WORK INSTRUCTIONS
Read the listing and extract each line that includes the word "feathersatludlow".

** Start DATA SUPPLIED **

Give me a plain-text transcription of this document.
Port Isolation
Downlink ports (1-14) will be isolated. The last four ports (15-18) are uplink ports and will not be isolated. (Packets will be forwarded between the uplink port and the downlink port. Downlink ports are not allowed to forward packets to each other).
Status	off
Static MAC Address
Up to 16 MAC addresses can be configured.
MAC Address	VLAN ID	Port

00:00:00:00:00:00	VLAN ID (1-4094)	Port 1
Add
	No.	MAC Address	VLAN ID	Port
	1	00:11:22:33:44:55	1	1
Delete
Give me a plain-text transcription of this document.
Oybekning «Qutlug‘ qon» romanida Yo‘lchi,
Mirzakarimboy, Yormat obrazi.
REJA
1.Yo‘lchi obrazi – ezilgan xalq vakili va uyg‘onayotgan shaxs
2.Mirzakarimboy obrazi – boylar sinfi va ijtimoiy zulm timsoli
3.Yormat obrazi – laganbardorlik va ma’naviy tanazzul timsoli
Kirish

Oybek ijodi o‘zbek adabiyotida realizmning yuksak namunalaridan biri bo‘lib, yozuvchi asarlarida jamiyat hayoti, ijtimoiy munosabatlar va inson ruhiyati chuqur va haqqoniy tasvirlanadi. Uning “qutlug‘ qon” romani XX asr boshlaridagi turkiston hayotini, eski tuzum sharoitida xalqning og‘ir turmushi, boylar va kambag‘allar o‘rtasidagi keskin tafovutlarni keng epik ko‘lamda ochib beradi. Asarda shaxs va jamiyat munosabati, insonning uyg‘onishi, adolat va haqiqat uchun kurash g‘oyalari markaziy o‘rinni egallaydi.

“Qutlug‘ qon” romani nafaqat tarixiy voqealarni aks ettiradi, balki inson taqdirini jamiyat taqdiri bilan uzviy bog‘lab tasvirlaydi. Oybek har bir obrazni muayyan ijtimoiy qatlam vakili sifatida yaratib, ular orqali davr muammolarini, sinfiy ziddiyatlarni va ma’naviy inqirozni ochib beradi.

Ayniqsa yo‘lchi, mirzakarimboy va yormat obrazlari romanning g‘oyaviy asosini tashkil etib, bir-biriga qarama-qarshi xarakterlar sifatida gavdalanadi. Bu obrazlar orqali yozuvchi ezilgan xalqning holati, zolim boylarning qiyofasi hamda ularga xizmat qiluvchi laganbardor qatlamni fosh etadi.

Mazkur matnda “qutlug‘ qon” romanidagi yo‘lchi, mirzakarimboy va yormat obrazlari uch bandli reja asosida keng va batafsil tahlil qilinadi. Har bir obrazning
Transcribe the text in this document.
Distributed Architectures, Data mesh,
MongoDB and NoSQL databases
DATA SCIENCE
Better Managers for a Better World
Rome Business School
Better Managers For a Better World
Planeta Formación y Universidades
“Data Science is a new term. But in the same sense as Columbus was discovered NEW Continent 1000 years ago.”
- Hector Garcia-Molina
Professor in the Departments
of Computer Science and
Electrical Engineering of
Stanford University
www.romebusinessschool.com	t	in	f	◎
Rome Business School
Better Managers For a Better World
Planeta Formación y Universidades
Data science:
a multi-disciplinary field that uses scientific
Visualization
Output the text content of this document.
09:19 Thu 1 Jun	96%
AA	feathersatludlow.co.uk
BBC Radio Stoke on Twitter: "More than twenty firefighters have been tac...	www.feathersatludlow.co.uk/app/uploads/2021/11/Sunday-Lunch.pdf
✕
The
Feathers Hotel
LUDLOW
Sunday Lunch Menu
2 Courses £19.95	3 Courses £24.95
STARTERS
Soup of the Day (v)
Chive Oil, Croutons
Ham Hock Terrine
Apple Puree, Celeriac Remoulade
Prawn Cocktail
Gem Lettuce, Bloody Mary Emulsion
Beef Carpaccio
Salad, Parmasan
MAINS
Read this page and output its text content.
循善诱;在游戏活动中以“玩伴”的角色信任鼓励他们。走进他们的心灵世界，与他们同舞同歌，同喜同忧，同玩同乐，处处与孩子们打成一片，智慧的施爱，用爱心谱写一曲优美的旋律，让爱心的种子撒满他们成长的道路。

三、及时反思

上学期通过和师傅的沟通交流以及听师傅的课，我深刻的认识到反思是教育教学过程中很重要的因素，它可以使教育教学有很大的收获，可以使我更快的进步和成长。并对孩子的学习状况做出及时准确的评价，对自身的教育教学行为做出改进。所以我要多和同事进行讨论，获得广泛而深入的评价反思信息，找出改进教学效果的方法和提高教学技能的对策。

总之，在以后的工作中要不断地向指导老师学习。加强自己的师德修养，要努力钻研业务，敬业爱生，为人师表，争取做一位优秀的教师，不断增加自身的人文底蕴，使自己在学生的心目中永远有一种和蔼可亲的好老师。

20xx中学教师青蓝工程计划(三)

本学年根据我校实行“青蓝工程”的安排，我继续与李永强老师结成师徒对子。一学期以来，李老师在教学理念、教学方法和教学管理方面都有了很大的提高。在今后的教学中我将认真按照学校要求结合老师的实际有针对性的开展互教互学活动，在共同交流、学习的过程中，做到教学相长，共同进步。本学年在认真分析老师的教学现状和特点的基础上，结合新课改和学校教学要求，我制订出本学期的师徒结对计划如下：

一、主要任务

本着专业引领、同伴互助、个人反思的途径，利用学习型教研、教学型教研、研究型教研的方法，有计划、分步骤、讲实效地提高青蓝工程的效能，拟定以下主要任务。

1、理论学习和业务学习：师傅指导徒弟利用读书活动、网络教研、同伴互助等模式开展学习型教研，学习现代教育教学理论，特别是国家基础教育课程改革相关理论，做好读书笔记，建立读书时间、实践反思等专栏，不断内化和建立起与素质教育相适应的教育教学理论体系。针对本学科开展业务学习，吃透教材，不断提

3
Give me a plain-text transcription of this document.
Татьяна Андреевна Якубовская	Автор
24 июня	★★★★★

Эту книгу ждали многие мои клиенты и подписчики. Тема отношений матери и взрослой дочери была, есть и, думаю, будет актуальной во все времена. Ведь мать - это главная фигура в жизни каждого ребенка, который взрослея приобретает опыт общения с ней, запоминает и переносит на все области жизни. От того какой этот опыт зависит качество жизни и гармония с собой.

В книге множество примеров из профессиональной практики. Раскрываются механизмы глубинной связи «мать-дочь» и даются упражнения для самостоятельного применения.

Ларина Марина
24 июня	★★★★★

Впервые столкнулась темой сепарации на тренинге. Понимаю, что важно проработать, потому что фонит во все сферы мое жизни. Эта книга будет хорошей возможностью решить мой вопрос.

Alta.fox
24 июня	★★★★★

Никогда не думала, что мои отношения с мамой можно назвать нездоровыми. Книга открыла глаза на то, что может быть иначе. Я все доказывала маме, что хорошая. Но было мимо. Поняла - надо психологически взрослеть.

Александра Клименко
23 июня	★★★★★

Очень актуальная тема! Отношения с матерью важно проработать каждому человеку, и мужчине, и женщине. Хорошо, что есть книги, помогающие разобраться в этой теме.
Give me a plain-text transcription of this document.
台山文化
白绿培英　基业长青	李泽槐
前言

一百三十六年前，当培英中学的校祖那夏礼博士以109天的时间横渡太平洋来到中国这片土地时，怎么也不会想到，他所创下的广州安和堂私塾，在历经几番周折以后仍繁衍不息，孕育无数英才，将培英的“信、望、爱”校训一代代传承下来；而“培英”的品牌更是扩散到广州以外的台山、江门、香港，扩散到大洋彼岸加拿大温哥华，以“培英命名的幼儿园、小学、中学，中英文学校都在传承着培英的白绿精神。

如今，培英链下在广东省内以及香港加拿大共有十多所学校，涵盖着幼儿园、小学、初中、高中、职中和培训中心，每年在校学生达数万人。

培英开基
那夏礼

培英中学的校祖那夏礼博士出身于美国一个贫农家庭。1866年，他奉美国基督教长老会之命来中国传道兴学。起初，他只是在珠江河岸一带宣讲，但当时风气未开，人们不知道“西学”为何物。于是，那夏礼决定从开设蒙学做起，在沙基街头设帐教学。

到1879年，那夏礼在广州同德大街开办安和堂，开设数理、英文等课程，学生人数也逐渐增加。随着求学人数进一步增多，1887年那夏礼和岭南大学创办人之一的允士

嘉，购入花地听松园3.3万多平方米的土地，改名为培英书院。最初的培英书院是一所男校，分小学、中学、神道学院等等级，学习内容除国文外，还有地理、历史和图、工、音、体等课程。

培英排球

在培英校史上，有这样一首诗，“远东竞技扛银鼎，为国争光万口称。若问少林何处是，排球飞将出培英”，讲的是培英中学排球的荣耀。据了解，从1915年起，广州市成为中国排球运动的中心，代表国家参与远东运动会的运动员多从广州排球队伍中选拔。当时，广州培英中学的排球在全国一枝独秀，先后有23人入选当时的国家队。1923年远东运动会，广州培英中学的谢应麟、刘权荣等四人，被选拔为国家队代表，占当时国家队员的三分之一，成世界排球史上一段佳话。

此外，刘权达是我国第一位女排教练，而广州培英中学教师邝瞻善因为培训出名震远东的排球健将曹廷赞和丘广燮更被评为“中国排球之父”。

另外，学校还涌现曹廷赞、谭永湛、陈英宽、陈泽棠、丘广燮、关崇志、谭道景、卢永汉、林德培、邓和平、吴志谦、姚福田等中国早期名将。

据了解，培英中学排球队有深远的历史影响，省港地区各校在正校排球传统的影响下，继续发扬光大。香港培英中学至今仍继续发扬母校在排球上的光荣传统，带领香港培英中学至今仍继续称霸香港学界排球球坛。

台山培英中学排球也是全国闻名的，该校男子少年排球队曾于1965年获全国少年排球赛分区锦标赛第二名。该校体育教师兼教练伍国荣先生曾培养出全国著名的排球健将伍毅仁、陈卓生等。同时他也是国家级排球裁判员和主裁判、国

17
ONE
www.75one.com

** End DATA SUPPLIED **

PROBLEM SOLUTION
AA	feathersatludlow.co.uk
BBC Radio Stoke on Twitter: "More than twenty firefighters have been tac...	www.feathersatludlow.co.uk/app/uploads/2021/11/Sunday-Lunch.pdf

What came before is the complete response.